• [DIRECTION] Retype the material that follows, keeping every word as it is.

• [DATA LISTING]
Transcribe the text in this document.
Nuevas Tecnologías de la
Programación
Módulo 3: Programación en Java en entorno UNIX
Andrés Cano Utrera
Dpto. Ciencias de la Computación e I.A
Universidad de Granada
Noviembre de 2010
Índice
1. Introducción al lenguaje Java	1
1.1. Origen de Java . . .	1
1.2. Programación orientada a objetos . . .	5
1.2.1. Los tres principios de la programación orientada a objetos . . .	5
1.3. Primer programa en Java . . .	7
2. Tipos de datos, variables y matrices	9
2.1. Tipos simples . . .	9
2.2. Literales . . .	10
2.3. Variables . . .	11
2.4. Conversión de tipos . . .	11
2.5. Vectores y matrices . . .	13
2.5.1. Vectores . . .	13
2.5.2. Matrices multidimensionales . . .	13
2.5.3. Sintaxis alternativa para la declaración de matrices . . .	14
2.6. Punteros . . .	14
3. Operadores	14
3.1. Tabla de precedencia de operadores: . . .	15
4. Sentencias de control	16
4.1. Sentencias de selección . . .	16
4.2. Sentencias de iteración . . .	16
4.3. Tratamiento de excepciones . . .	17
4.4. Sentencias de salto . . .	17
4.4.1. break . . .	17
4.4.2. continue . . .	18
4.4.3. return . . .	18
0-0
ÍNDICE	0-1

• [PROBLEM SOLUTION]
Transcribe the text in this document.
Nuevas Tecnologías de la
Programación
Módulo 3: Programación en Java en entorno UNIX
Andrés Cano Utrera
Dpto. Ciencias de la Computación e I.A
Universidad de Granada
Noviembre de 2010
Índice
1. Introducción al lenguaje Java	1
1.1. Origen de Java . . .	1
1.2. Programación orientada a objetos . . .	5
1.2.1. Los tres principios de la programación orientada a objetos . . .	5
1.3. Primer programa en Java . . .	7
2. Tipos de datos, variables y matrices	9
2.1. Tipos simples . . .	9
2.2. Literales . . .	10
2.3. Variables . . .	11
2.4. Conversión de tipos . . .	11
2.5. Vectores y matrices . . .	13
2.5.1. Vectores . . .	13
2.5.2. Matrices multidimensionales . . .	13
2.5.3. Sintaxis alternativa para la declaración de matrices . . .	14
2.6. Punteros . . .	14
3. Operadores	14
3.1. Tabla de precedencia de operadores: . . .	15
4. Sentencias de control	16
4.1. Sentencias de selección . . .	16
4.2. Sentencias de iteración . . .	16
4.3. Tratamiento de excepciones . . .	17
4.4. Sentencias de salto . . .	17
4.4.1. break . . .	17
4.4.2. continue . . .	18
4.4.3. return . . .	18
0-0
ÍNDICE	0-1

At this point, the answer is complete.